[Collected data entries]
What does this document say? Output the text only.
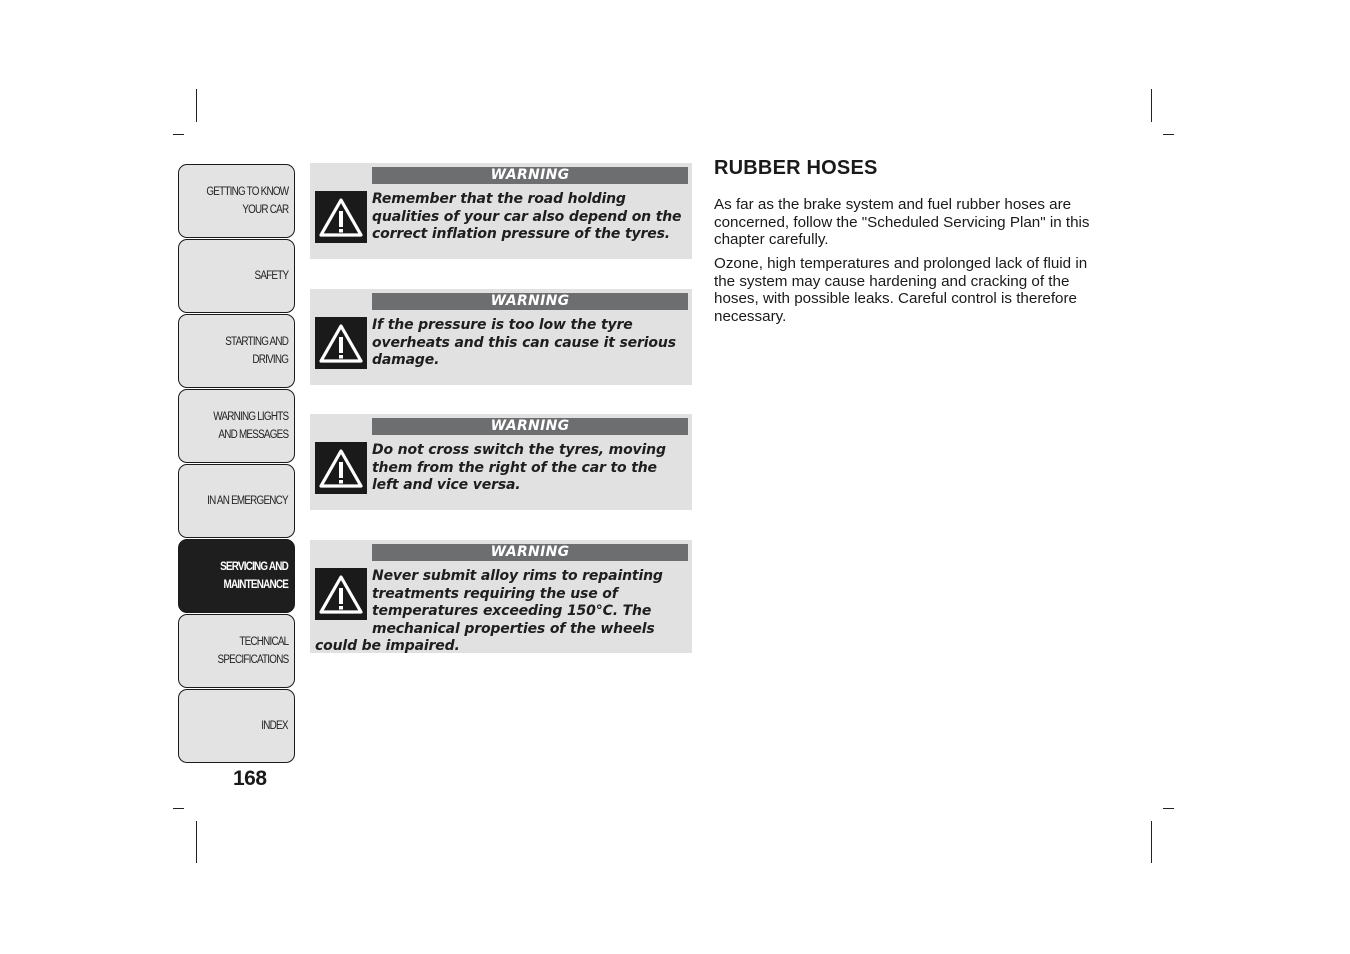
GETTING TO KNOW
YOUR CAR
SAFETY
STARTING AND
DRIVING
WARNING LIGHTS
AND MESSAGES
IN AN EMERGENCY
SERVICING AND
MAINTENANCE
TECHNICAL
SPECIFICATIONS
INDEX
168
WARNING
Remember that the road holding qualities of your car also depend on the correct inflation pressure of the tyres.
WARNING
If the pressure is too low the tyre overheats and this can cause it serious damage.
WARNING
Do not cross switch the tyres, moving them from the right of the car to the left and vice versa.
WARNING
Never submit alloy rims to repainting treatments requiring the use of temperatures exceeding 150°C. The mechanical properties of the wheels could be impaired.
RUBBER HOSES

As far as the brake system and fuel rubber hoses are concerned, follow the "Scheduled Servicing Plan" in this chapter carefully.

Ozone, high temperatures and prolonged lack of fluid in the system may cause hardening and cracking of the hoses, with possible leaks. Careful control is therefore necessary.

» Aim of the task:
What is needed is an exact reproduction of the data, pictures excluded.

» Answer to the exercise:
What does this document say? Output the text only.
GETTING TO KNOW
YOUR CAR
SAFETY
STARTING AND
DRIVING
WARNING LIGHTS
AND MESSAGES
IN AN EMERGENCY
SERVICING AND
MAINTENANCE
TECHNICAL
SPECIFICATIONS
INDEX
168
WARNING
Remember that the road holding qualities of your car also depend on the correct inflation pressure of the tyres.
WARNING
If the pressure is too low the tyre overheats and this can cause it serious damage.
WARNING
Do not cross switch the tyres, moving them from the right of the car to the left and vice versa.
WARNING
Never submit alloy rims to repainting treatments requiring the use of temperatures exceeding 150°C. The mechanical properties of the wheels could be impaired.
RUBBER HOSES

As far as the brake system and fuel rubber hoses are concerned, follow the "Scheduled Servicing Plan" in this chapter carefully.

Ozone, high temperatures and prolonged lack of fluid in the system may cause hardening and cracking of the hoses, with possible leaks. Careful control is therefore necessary.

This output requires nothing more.